> WHAT THIS TASK INVOLVES
Pull out every line of the material that contains the string "small", treating uppercase and lowercase letters as different.

> DATA
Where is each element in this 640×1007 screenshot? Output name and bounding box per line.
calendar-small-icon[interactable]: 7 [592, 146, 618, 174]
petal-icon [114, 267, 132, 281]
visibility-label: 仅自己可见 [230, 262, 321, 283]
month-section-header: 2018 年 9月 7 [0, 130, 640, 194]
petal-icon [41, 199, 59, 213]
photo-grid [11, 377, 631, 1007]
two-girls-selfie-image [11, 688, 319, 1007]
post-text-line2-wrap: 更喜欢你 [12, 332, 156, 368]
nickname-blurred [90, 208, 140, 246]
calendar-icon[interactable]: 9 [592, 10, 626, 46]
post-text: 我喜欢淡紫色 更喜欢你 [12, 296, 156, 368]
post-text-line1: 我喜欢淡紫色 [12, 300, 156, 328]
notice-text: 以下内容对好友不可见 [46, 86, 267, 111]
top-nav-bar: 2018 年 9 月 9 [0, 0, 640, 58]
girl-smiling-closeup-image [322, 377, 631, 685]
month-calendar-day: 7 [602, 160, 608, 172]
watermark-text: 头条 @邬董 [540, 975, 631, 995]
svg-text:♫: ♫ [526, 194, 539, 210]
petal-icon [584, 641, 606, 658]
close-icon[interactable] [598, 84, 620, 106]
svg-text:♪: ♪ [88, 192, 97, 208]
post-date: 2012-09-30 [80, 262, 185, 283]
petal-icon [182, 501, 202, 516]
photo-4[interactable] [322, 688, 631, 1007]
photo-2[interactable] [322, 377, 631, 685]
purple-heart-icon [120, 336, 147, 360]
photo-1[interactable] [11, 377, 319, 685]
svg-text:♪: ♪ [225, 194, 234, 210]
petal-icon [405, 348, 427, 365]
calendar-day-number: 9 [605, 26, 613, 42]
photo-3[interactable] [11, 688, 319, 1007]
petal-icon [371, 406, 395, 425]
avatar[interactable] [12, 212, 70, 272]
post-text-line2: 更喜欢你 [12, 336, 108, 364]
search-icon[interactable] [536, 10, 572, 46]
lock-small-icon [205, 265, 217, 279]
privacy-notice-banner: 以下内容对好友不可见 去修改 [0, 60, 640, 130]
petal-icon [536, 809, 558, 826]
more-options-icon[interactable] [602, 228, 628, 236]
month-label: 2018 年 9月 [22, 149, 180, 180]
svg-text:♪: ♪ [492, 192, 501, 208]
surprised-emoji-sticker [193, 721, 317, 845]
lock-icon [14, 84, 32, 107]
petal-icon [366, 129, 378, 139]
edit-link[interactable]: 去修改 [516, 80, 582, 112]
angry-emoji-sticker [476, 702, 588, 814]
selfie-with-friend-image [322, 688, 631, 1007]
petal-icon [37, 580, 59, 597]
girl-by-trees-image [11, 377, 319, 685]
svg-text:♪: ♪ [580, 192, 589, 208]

> ANSWER
calendar-small-icon[interactable]: 7 [592, 146, 618, 174]
lock-small-icon [205, 265, 217, 279]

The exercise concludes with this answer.